GIVEN PROBLEM: Gather up every line from the entries below that uses the word "alipay".

===============

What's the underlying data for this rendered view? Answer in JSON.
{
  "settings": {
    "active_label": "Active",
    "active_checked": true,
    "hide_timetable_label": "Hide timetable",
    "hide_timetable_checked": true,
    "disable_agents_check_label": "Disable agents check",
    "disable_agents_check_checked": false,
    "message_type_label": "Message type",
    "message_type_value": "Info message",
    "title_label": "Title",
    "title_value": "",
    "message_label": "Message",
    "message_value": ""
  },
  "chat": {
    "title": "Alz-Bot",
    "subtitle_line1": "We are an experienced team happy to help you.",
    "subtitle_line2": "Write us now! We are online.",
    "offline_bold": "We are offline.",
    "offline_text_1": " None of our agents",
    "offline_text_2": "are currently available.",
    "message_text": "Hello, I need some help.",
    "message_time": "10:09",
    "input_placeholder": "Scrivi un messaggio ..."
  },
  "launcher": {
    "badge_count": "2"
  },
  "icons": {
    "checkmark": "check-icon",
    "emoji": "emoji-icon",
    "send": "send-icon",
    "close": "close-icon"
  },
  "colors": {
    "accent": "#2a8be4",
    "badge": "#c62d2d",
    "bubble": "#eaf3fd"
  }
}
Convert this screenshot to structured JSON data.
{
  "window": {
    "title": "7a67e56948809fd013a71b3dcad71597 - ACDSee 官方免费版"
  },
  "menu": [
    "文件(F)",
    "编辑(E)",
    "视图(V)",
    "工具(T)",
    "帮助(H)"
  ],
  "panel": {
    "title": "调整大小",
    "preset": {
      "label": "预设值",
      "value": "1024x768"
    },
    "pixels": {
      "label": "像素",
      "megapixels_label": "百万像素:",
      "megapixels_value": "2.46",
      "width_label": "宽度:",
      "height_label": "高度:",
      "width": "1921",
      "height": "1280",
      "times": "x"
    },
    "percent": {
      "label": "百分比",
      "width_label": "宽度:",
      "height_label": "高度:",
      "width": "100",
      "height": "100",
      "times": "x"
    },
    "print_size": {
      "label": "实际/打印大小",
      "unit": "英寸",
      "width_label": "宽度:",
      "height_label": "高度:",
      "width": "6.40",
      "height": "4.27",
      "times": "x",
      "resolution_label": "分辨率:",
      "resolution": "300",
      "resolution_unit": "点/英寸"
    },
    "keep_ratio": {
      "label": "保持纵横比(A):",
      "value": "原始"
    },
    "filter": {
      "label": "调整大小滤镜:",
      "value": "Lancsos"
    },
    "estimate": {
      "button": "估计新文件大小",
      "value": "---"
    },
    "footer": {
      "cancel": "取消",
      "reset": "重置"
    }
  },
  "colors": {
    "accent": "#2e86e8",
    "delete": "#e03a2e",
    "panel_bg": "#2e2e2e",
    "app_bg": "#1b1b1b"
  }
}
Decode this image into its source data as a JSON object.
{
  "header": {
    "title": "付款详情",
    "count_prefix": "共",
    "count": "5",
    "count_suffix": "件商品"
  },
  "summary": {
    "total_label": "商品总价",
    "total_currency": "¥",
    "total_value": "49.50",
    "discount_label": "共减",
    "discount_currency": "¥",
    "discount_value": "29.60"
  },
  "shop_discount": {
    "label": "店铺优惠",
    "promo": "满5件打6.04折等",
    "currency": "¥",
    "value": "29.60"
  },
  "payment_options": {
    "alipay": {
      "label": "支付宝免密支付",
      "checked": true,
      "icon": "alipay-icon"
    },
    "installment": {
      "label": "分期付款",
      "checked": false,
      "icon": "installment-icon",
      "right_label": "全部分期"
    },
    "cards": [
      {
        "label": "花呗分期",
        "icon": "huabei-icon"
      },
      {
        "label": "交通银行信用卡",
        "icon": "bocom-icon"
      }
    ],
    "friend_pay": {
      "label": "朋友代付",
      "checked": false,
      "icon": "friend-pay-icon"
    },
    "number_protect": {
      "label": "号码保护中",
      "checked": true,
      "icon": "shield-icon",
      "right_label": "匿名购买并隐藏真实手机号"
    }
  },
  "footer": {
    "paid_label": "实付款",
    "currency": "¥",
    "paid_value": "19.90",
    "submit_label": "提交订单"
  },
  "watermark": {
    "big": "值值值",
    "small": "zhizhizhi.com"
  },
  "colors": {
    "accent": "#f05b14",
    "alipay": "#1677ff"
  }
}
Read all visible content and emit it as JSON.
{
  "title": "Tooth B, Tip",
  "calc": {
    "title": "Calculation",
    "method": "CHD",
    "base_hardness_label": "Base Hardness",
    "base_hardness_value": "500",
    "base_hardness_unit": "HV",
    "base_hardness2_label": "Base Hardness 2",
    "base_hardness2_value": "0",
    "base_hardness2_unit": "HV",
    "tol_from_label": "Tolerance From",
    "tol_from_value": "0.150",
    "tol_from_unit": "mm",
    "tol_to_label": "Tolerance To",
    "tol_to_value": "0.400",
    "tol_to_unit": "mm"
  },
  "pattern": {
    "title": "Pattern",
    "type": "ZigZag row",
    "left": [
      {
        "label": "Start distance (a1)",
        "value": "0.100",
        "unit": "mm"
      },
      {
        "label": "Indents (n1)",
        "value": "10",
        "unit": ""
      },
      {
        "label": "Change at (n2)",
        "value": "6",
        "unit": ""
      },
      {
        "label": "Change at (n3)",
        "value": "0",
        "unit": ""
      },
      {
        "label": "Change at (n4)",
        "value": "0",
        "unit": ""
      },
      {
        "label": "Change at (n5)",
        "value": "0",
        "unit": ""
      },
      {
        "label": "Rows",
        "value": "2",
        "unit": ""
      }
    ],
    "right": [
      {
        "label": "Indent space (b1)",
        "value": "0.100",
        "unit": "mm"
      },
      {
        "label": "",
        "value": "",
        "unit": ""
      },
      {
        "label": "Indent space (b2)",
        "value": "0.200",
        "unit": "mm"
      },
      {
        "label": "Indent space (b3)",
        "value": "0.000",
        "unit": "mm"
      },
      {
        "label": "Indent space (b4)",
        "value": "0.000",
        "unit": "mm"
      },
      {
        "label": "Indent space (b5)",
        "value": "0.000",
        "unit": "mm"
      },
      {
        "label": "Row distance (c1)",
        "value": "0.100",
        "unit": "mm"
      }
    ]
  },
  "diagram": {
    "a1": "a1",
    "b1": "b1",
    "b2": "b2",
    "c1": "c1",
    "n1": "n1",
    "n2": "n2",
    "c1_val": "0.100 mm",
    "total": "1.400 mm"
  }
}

===============

REPLY:
    "alipay": {
      "icon": "alipay-icon"
    "alipay": "#1677ff"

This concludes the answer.